» **TASK TO COMPLETE**:
Omit the images, then output each of the records below exactly.
· · · · ·
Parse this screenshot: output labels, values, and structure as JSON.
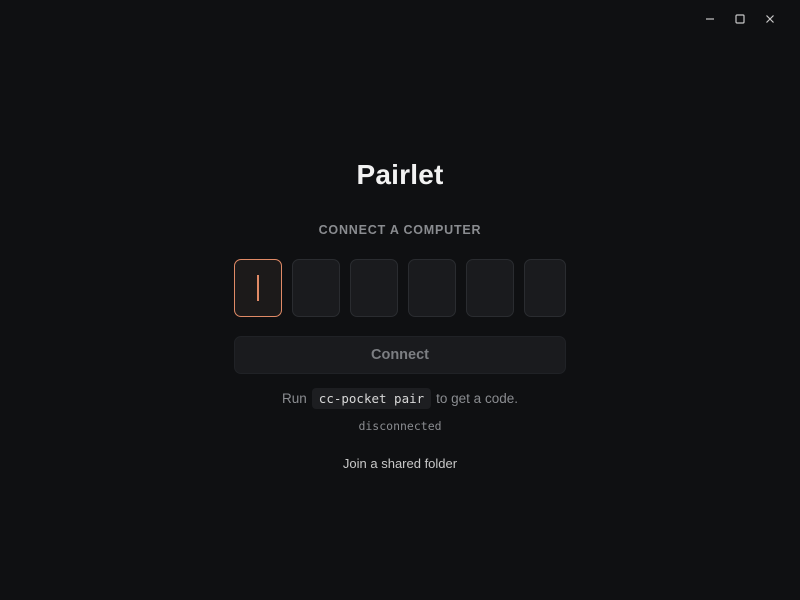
{
  "window": {
    "controls": [
      {
        "name": "minimize",
        "icon": "minimize-icon"
      },
      {
        "name": "maximize",
        "icon": "maximize-icon"
      },
      {
        "name": "close",
        "icon": "close-icon"
      }
    ]
  },
  "app": {
    "title": "Pairlet"
  },
  "pairing": {
    "section_label": "CONNECT A COMPUTER",
    "code_cells": [
      "",
      "",
      "",
      "",
      "",
      ""
    ],
    "active_cell_index": 0,
    "connect_label": "Connect",
    "hint_prefix": "Run",
    "hint_command": "cc-pocket pair",
    "hint_suffix": "to get a code.",
    "status": "disconnected",
    "join_label": "Join a shared folder"
  },
  "colors": {
    "background": "#0f1012",
    "accent": "#e08a66",
    "muted_text": "#8a8c90"
  }
}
· · · · ·
» **SOLUTION**:
Parse this screenshot: output labels, values, and structure as JSON.
{
  "window": {
    "controls": [
      {
        "name": "minimize",
        "icon": "minimize-icon"
      },
      {
        "name": "maximize",
        "icon": "maximize-icon"
      },
      {
        "name": "close",
        "icon": "close-icon"
      }
    ]
  },
  "app": {
    "title": "Pairlet"
  },
  "pairing": {
    "section_label": "CONNECT A COMPUTER",
    "code_cells": [
      "",
      "",
      "",
      "",
      "",
      ""
    ],
    "active_cell_index": 0,
    "connect_label": "Connect",
    "hint_prefix": "Run",
    "hint_command": "cc-pocket pair",
    "hint_suffix": "to get a code.",
    "status": "disconnected",
    "join_label": "Join a shared folder"
  },
  "colors": {
    "background": "#0f1012",
    "accent": "#e08a66",
    "muted_text": "#8a8c90"
  }
}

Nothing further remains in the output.